## GOAL OF THE EXERCISE
Find the lines with the string "type" and return them.

## Stored items from a collection
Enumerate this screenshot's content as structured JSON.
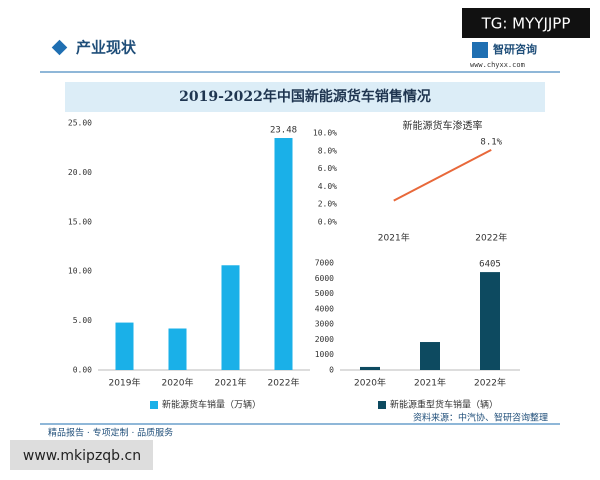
{
  "header": {
    "section": "产业现状",
    "brand": "智研咨询",
    "site": "www.chyxx.com",
    "tag": "TG: MYYJJPP"
  },
  "banner_title": "2019-2022年中国新能源货车销售情况",
  "footer": {
    "slogan": "精品报告 · 专项定制 · 品质服务",
    "source": "资料来源：中汽协、智研咨询整理",
    "watermark": "www.mkipzqb.cn"
  },
  "chart_data": [
    {
      "type": "bar",
      "categories": [
        "2019年",
        "2020年",
        "2021年",
        "2022年"
      ],
      "series": [
        {
          "name": "新能源货车销量（万辆）",
          "color": "#1ab0e8",
          "values": [
            4.8,
            4.2,
            10.6,
            23.48
          ],
          "value_labels": [
            null,
            null,
            null,
            "23.48"
          ]
        }
      ],
      "ylim": [
        0,
        25
      ],
      "yticks": [
        {
          "value": 0,
          "label": "0.00"
        },
        {
          "value": 5,
          "label": "5.00"
        },
        {
          "value": 10,
          "label": "10.00"
        },
        {
          "value": 15,
          "label": "15.00"
        },
        {
          "value": 20,
          "label": "20.00"
        },
        {
          "value": 25,
          "label": "25.00"
        }
      ]
    },
    {
      "type": "line",
      "title": "新能源货车渗透率",
      "categories": [
        "2021年",
        "2022年"
      ],
      "series": [
        {
          "color": "#e8683a",
          "values": [
            2.4,
            8.1
          ],
          "value_labels": [
            null,
            "8.1%"
          ]
        }
      ],
      "ylim": [
        0,
        10
      ],
      "yticks": [
        {
          "value": 0,
          "label": "0.0%"
        },
        {
          "value": 2,
          "label": "2.0%"
        },
        {
          "value": 4,
          "label": "4.0%"
        },
        {
          "value": 6,
          "label": "6.0%"
        },
        {
          "value": 8,
          "label": "8.0%"
        },
        {
          "value": 10,
          "label": "10.0%"
        }
      ]
    },
    {
      "type": "bar",
      "categories": [
        "2020年",
        "2021年",
        "2022年"
      ],
      "series": [
        {
          "name": "新能源重型货车销量（辆）",
          "color": "#0d4a60",
          "values": [
            200,
            1830,
            6405
          ],
          "value_labels": [
            null,
            null,
            "6405"
          ]
        }
      ],
      "ylim": [
        0,
        7000
      ],
      "yticks": [
        0,
        1000,
        2000,
        3000,
        4000,
        5000,
        6000,
        7000
      ]
    }
  ]
}
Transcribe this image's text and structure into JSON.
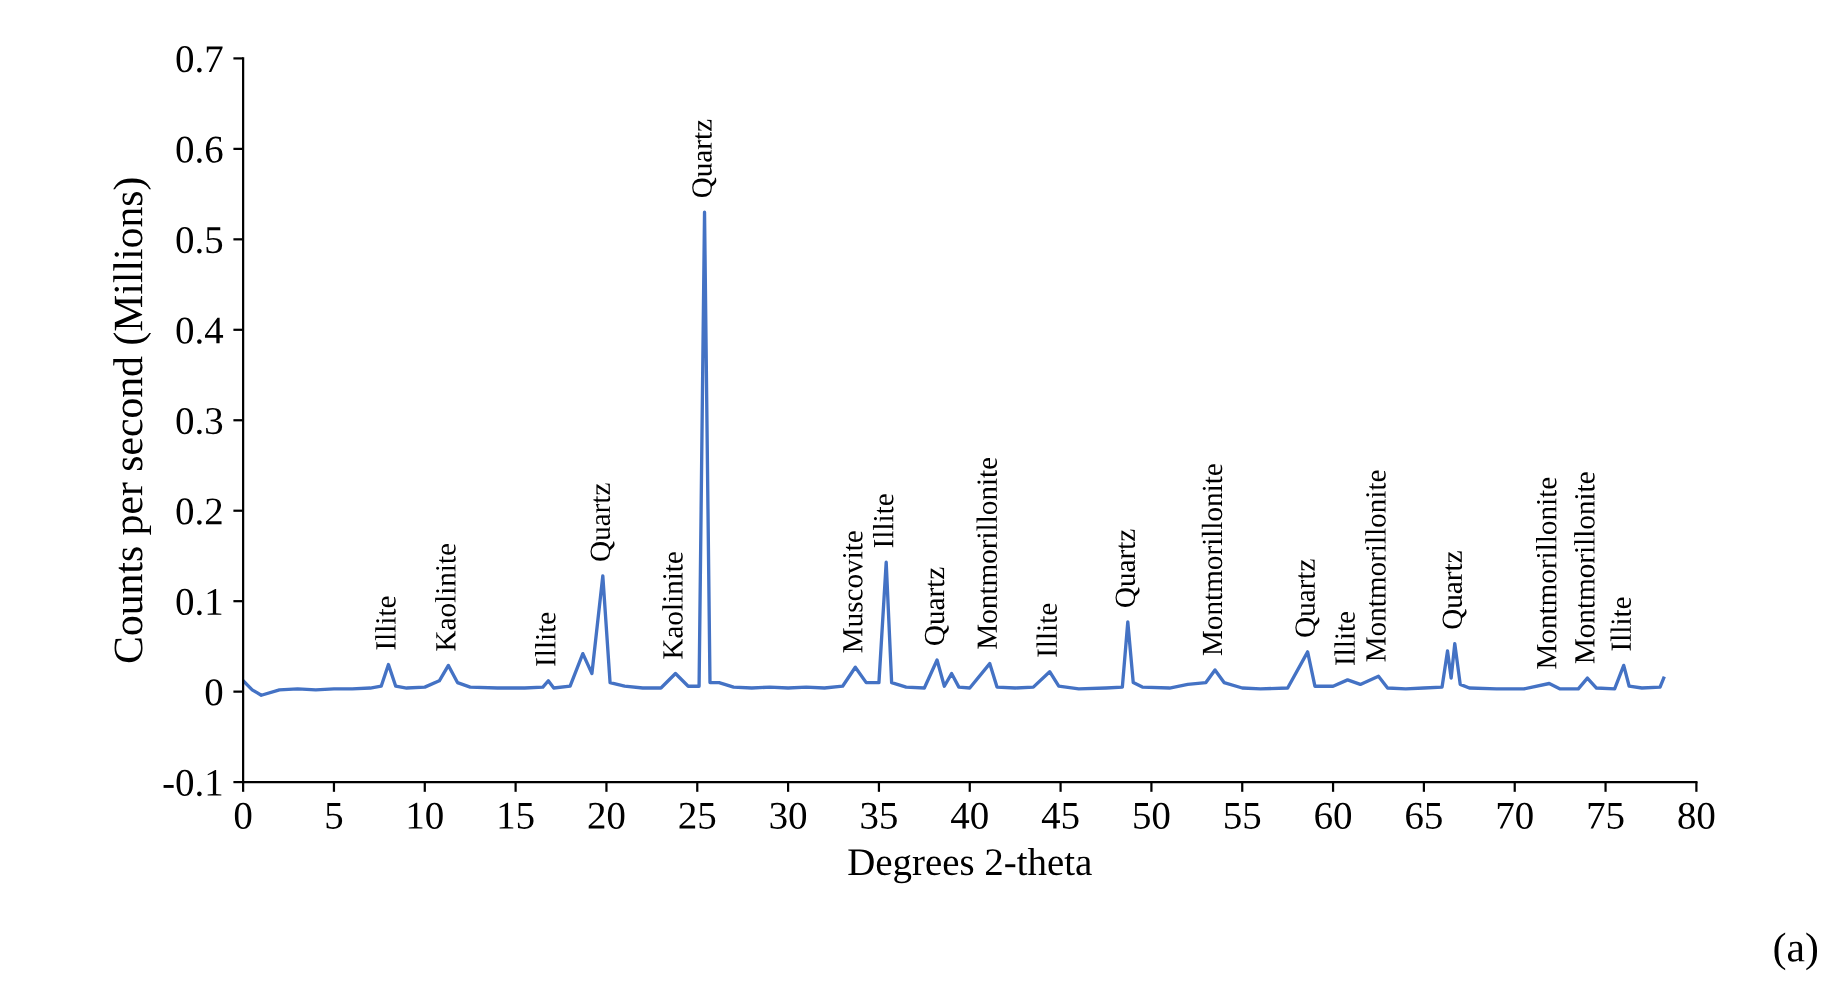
{
  "chart_data": {
    "type": "line",
    "xlabel": "Degrees 2-theta",
    "ylabel": "Counts per second (Millions)",
    "x": [
      0,
      0.5,
      1,
      2,
      3,
      4,
      5,
      6,
      7,
      7.6,
      8.0,
      8.4,
      9,
      10,
      10.8,
      11.3,
      11.8,
      12.5,
      14,
      15.5,
      16.5,
      16.8,
      17.1,
      18,
      18.7,
      19.2,
      19.8,
      20.2,
      21,
      22,
      23,
      23.8,
      24.5,
      25.1,
      25.4,
      25.7,
      26.2,
      27,
      28,
      29,
      30,
      31,
      32,
      33,
      33.7,
      34.3,
      35.0,
      35.4,
      35.7,
      36.5,
      37.5,
      38.2,
      38.6,
      39.0,
      39.4,
      40,
      41.1,
      41.5,
      42.5,
      43.5,
      44.4,
      44.9,
      46,
      47.5,
      48.4,
      48.7,
      49.0,
      49.5,
      51,
      52,
      53,
      53.5,
      54,
      55,
      56,
      57.5,
      58.6,
      59,
      60,
      60.8,
      61.5,
      62.5,
      63,
      64,
      65,
      66,
      66.3,
      66.5,
      66.7,
      67,
      67.5,
      69,
      70.5,
      71.9,
      72.5,
      73.5,
      74,
      74.5,
      75.5,
      76,
      76.3,
      77,
      78,
      78.2
    ],
    "series": [
      {
        "color": "#4472c4",
        "values": [
          0.012,
          0.002,
          -0.004,
          0.002,
          0.003,
          0.002,
          0.003,
          0.003,
          0.004,
          0.006,
          0.03,
          0.006,
          0.004,
          0.005,
          0.012,
          0.029,
          0.01,
          0.005,
          0.004,
          0.004,
          0.005,
          0.012,
          0.004,
          0.006,
          0.042,
          0.02,
          0.128,
          0.01,
          0.006,
          0.004,
          0.004,
          0.02,
          0.006,
          0.006,
          0.53,
          0.01,
          0.01,
          0.005,
          0.004,
          0.005,
          0.004,
          0.005,
          0.004,
          0.006,
          0.027,
          0.01,
          0.01,
          0.143,
          0.01,
          0.005,
          0.004,
          0.035,
          0.006,
          0.02,
          0.005,
          0.004,
          0.031,
          0.005,
          0.004,
          0.005,
          0.022,
          0.006,
          0.003,
          0.004,
          0.005,
          0.077,
          0.01,
          0.005,
          0.004,
          0.008,
          0.01,
          0.024,
          0.01,
          0.004,
          0.003,
          0.004,
          0.044,
          0.006,
          0.006,
          0.013,
          0.008,
          0.017,
          0.004,
          0.003,
          0.004,
          0.005,
          0.045,
          0.015,
          0.053,
          0.008,
          0.004,
          0.003,
          0.003,
          0.009,
          0.003,
          0.003,
          0.015,
          0.004,
          0.003,
          0.029,
          0.006,
          0.004,
          0.005,
          0.015
        ]
      }
    ],
    "xlim": [
      0,
      80
    ],
    "xticks": [
      0,
      5,
      10,
      15,
      20,
      25,
      30,
      35,
      40,
      45,
      50,
      55,
      60,
      65,
      70,
      75,
      80
    ],
    "ylim": [
      -0.1,
      0.7
    ],
    "yticks": [
      -0.1,
      0,
      0.1,
      0.2,
      0.3,
      0.4,
      0.5,
      0.6,
      0.7
    ],
    "grid": false,
    "legend": false,
    "marker": "none",
    "line_style": "solid",
    "annotations": [
      {
        "text": "Illite",
        "x": 8.0,
        "y": 0.03
      },
      {
        "text": "Kaolinite",
        "x": 11.3,
        "y": 0.029
      },
      {
        "text": "Illite",
        "x": 16.8,
        "y": 0.012
      },
      {
        "text": "Quartz",
        "x": 19.8,
        "y": 0.128
      },
      {
        "text": "Kaolinite",
        "x": 23.8,
        "y": 0.02
      },
      {
        "text": "Quartz",
        "x": 25.4,
        "y": 0.53
      },
      {
        "text": "Muscovite",
        "x": 33.7,
        "y": 0.027
      },
      {
        "text": "Illite",
        "x": 35.4,
        "y": 0.143
      },
      {
        "text": "Quartz",
        "x": 38.2,
        "y": 0.035
      },
      {
        "text": "Montmorillonite",
        "x": 41.1,
        "y": 0.031
      },
      {
        "text": "Illite",
        "x": 44.4,
        "y": 0.022
      },
      {
        "text": "Quartz",
        "x": 48.7,
        "y": 0.077
      },
      {
        "text": "Montmorillonite",
        "x": 53.5,
        "y": 0.024
      },
      {
        "text": "Quartz",
        "x": 58.6,
        "y": 0.044
      },
      {
        "text": "Illite",
        "x": 60.8,
        "y": 0.013
      },
      {
        "text": "Montmorillonite",
        "x": 62.5,
        "y": 0.017
      },
      {
        "text": "Quartz",
        "x": 66.7,
        "y": 0.053
      },
      {
        "text": "Montmorillonite",
        "x": 71.9,
        "y": 0.009
      },
      {
        "text": "Montmorillonite",
        "x": 74.0,
        "y": 0.015
      },
      {
        "text": "Illite",
        "x": 76.0,
        "y": 0.029
      },
      "(a)"
    ]
  }
}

## EXERCISE RESPONSE
      "type": "bar",
      "type": "line",
      "type": "bar",
    "type": "line",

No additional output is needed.